[Stored data]
******************************
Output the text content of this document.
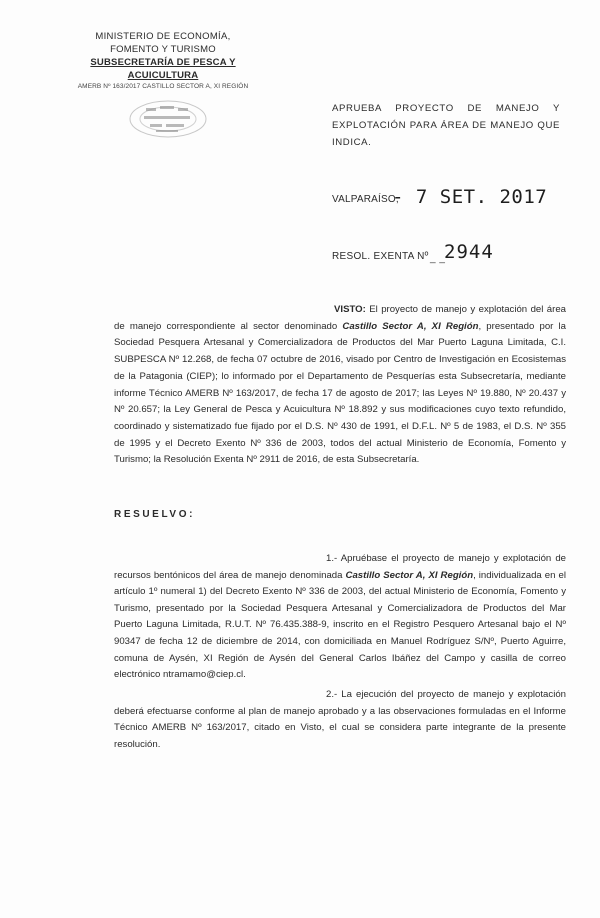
MINISTERIO DE ECONOMÍA,
FOMENTO Y TURISMO
SUBSECRETARÍA DE PESCA Y ACUICULTURA
AMERB Nº 163/2017 CASTILLO SECTOR A, XI REGIÓN
APRUEBA PROYECTO DE MANEJO Y EXPLOTACIÓN PARA ÁREA DE MANEJO QUE INDICA.
VALPARAÍSO,
- 7 SET. 2017
RESOL. EXENTA Nº _ _
2944
VISTO: El proyecto de manejo y explotación del área de manejo correspondiente al sector denominado Castillo Sector A, XI Región, presentado por la Sociedad Pesquera Artesanal y Comercializadora de Productos del Mar Puerto Laguna Limitada, C.I. SUBPESCA Nº 12.268, de fecha 07 octubre de 2016, visado por Centro de Investigación en Ecosistemas de la Patagonia (CIEP); lo informado por el Departamento de Pesquerías esta Subsecretaría, mediante informe Técnico AMERB Nº 163/2017, de fecha 17 de agosto de 2017; las Leyes Nº 19.880, Nº 20.437 y Nº 20.657; la Ley General de Pesca y Acuicultura Nº 18.892 y sus modificaciones cuyo texto refundido, coordinado y sistematizado fue fijado por el D.S. Nº 430 de 1991, el D.F.L. Nº 5 de 1983, el D.S. Nº 355 de 1995 y el Decreto Exento Nº 336 de 2003, todos del actual Ministerio de Economía, Fomento y Turismo; la Resolución Exenta Nº 2911 de 2016, de esta Subsecretaría.
RESUELVO:
1.- Apruébase el proyecto de manejo y explotación de recursos bentónicos del área de manejo denominada Castillo Sector A, XI Región, individualizada en el artículo 1º numeral 1) del Decreto Exento Nº 336 de 2003, del actual Ministerio de Economía, Fomento y Turismo, presentado por la Sociedad Pesquera Artesanal y Comercializadora de Productos del Mar Puerto Laguna Limitada, R.U.T. Nº 76.435.388-9, inscrito en el Registro Pesquero Artesanal bajo el Nº 90347 de fecha 12 de diciembre de 2014, con domiciliada en Manuel Rodríguez S/Nº, Puerto Aguirre, comuna de Aysén, XI Región de Aysén del General Carlos Ibáñez del Campo y casilla de correo electrónico ntramamo@ciep.cl.
2.- La ejecución del proyecto de manejo y explotación deberá efectuarse conforme al plan de manejo aprobado y a las observaciones formuladas en el Informe Técnico AMERB Nº 163/2017, citado en Visto, el cual se considera parte integrante de la presente resolución.
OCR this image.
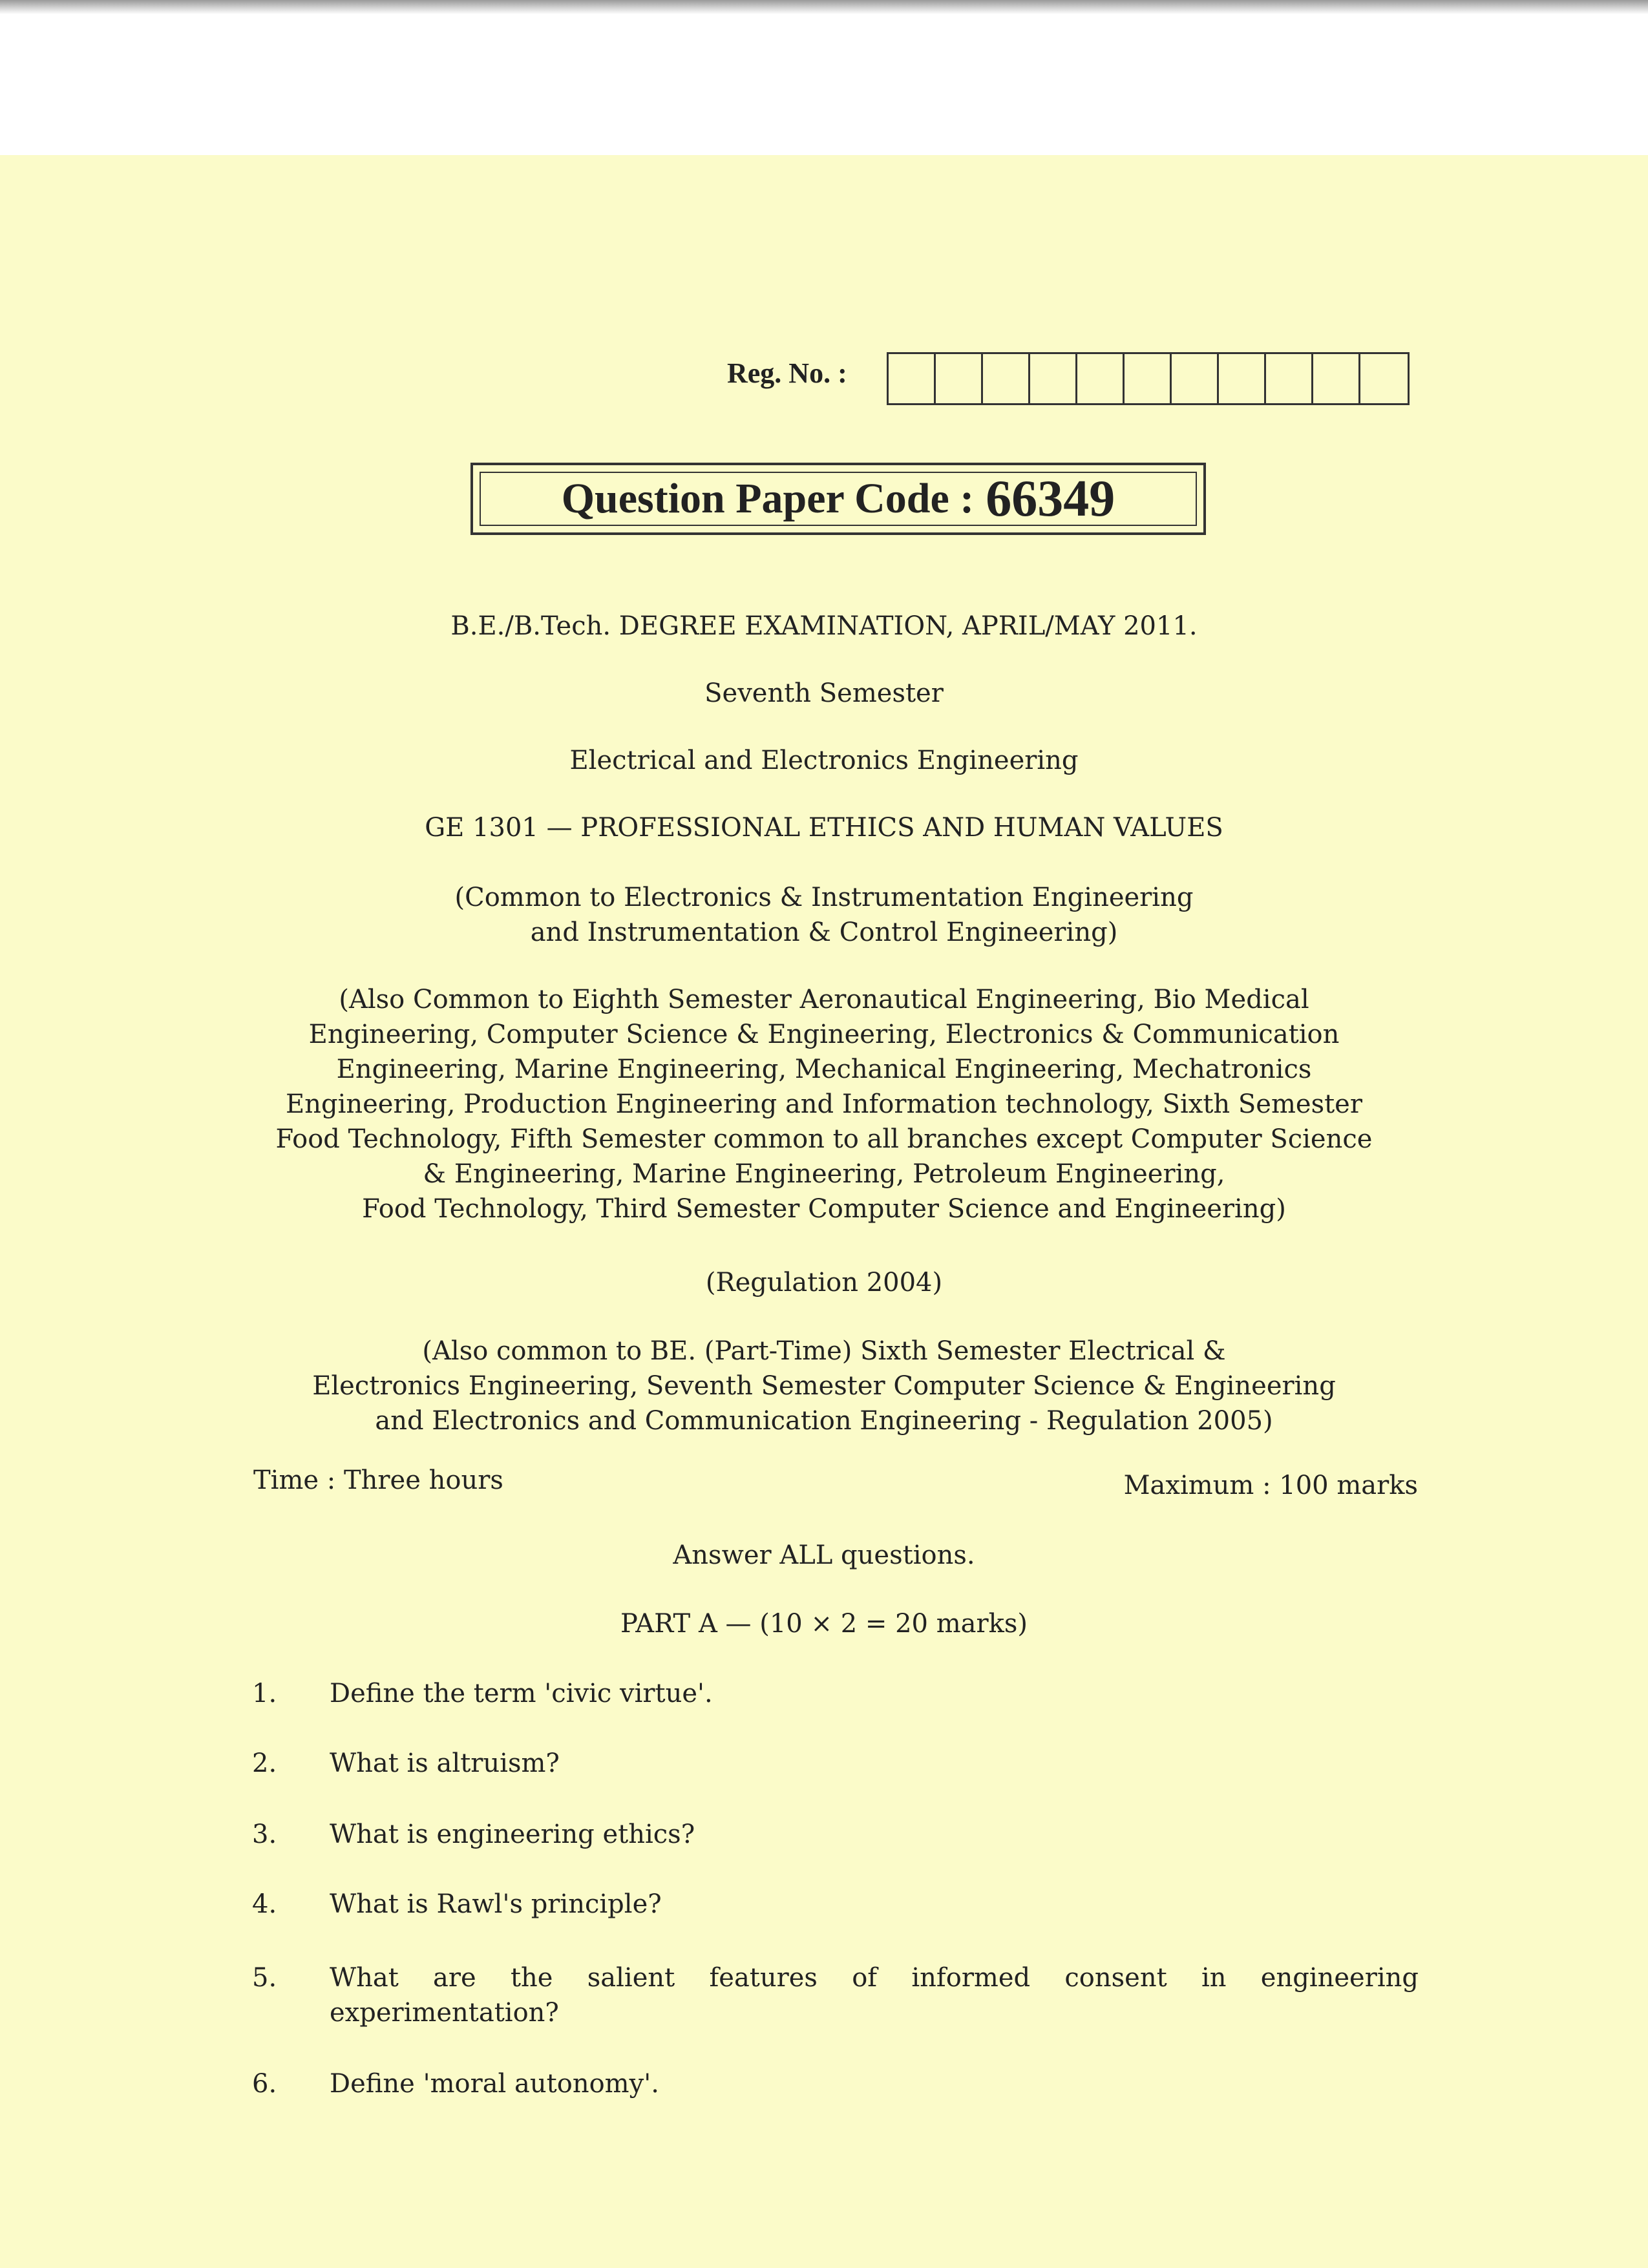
Reg. No. :
Question Paper Code : 66349
B.E./B.Tech. DEGREE EXAMINATION, APRIL/MAY 2011.
Seventh Semester
Electrical and Electronics Engineering
GE 1301 — PROFESSIONAL ETHICS AND HUMAN VALUES
(Common to Electronics & Instrumentation Engineering
and Instrumentation & Control Engineering)
(Also Common to Eighth Semester Aeronautical Engineering, Bio Medical
Engineering, Computer Science & Engineering, Electronics & Communication
Engineering, Marine Engineering, Mechanical Engineering, Mechatronics
Engineering, Production Engineering and Information technology, Sixth Semester
Food Technology, Fifth Semester common to all branches except Computer Science
& Engineering, Marine Engineering, Petroleum Engineering,
Food Technology, Third Semester Computer Science and Engineering)
(Regulation 2004)
(Also common to BE. (Part-Time) Sixth Semester Electrical &
Electronics Engineering, Seventh Semester Computer Science & Engineering
and Electronics and Communication Engineering - Regulation 2005)
Time : Three hours	Maximum : 100 marks
Answer ALL questions.
PART A — (10 × 2 = 20 marks)
1. Define the term 'civic virtue'.
2. What is altruism?
3. What is engineering ethics?
4. What is Rawl's principle?
5. What are the salient features of informed consent in engineering experimentation?
6. Define 'moral autonomy'.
******************************
▸ **Problem**
In the records above, locate the lines holding the word "actual". Copy each of them.

▸ **Exercise solution**
VISTO: El proyecto de manejo y explotación del área de manejo correspondiente al sector denominado Castillo Sector A, XI Región, presentado por la Sociedad Pesquera Artesanal y Comercializadora de Productos del Mar Puerto Laguna Limitada, C.I. SUBPESCA Nº 12.268, de fecha 07 octubre de 2016, visado por Centro de Investigación en Ecosistemas de la Patagonia (CIEP); lo informado por el Departamento de Pesquerías esta Subsecretaría, mediante informe Técnico AMERB Nº 163/2017, de fecha 17 de agosto de 2017; las Leyes Nº 19.880, Nº 20.437 y Nº 20.657; la Ley General de Pesca y Acuicultura Nº 18.892 y sus modificaciones cuyo texto refundido, coordinado y sistematizado fue fijado por el D.S. Nº 430 de 1991, el D.F.L. Nº 5 de 1983, el D.S. Nº 355 de 1995 y el Decreto Exento Nº 336 de 2003, todos del actual Ministerio de Economía, Fomento y Turismo; la Resolución Exenta Nº 2911 de 2016, de esta Subsecretaría.
1.- Apruébase el proyecto de manejo y explotación de recursos bentónicos del área de manejo denominada Castillo Sector A, XI Región, individualizada en el artículo 1º numeral 1) del Decreto Exento Nº 336 de 2003, del actual Ministerio de Economía, Fomento y Turismo, presentado por la Sociedad Pesquera Artesanal y Comercializadora de Productos del Mar Puerto Laguna Limitada, R.U.T. Nº 76.435.388-9, inscrito en el Registro Pesquero Artesanal bajo el Nº 90347 de fecha 12 de diciembre de 2014, con domiciliada en Manuel Rodríguez S/Nº, Puerto Aguirre, comuna de Aysén, XI Región de Aysén del General Carlos Ibáñez del Campo y casilla de correo electrónico ntramamo@ciep.cl.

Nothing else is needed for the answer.